Stored data entries:
::::

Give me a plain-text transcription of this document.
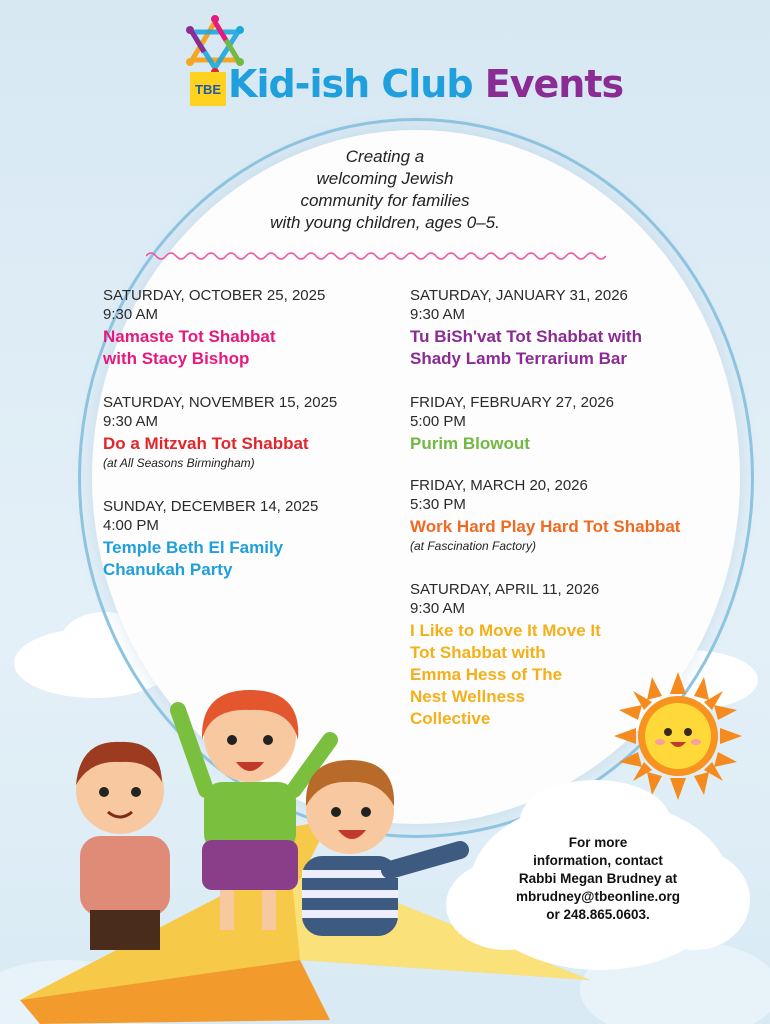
TBE Kid-ish Club Events
Creating a
welcoming Jewish
community for families
with young children, ages 0–5.
SATURDAY, OCTOBER 25, 2025
9:30 AM
Namaste Tot Shabbat
with Stacy Bishop
SATURDAY, NOVEMBER 15, 2025
9:30 AM
Do a Mitzvah Tot Shabbat
(at All Seasons Birmingham)
SUNDAY, DECEMBER 14, 2025
4:00 PM
Temple Beth El Family
Chanukah Party
SATURDAY, JANUARY 31, 2026
9:30 AM
Tu BiSh'vat Tot Shabbat with
Shady Lamb Terrarium Bar
FRIDAY, FEBRUARY 27, 2026
5:00 PM
Purim Blowout
FRIDAY, MARCH 20, 2026
5:30 PM
Work Hard Play Hard Tot Shabbat
(at Fascination Factory)
SATURDAY, APRIL 11, 2026
9:30 AM
I Like to Move It Move It
Tot Shabbat with
Emma Hess of The
Nest Wellness
Collective
For more
information, contact
Rabbi Megan Brudney at
mbrudney@tbeonline.org
or 248.865.0603.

::::

Find every line in the records above that contains the word "with", and copy each one.

with young children, ages 0–5.
with Stacy Bishop
Tu BiSh'vat Tot Shabbat with
Tot Shabbat with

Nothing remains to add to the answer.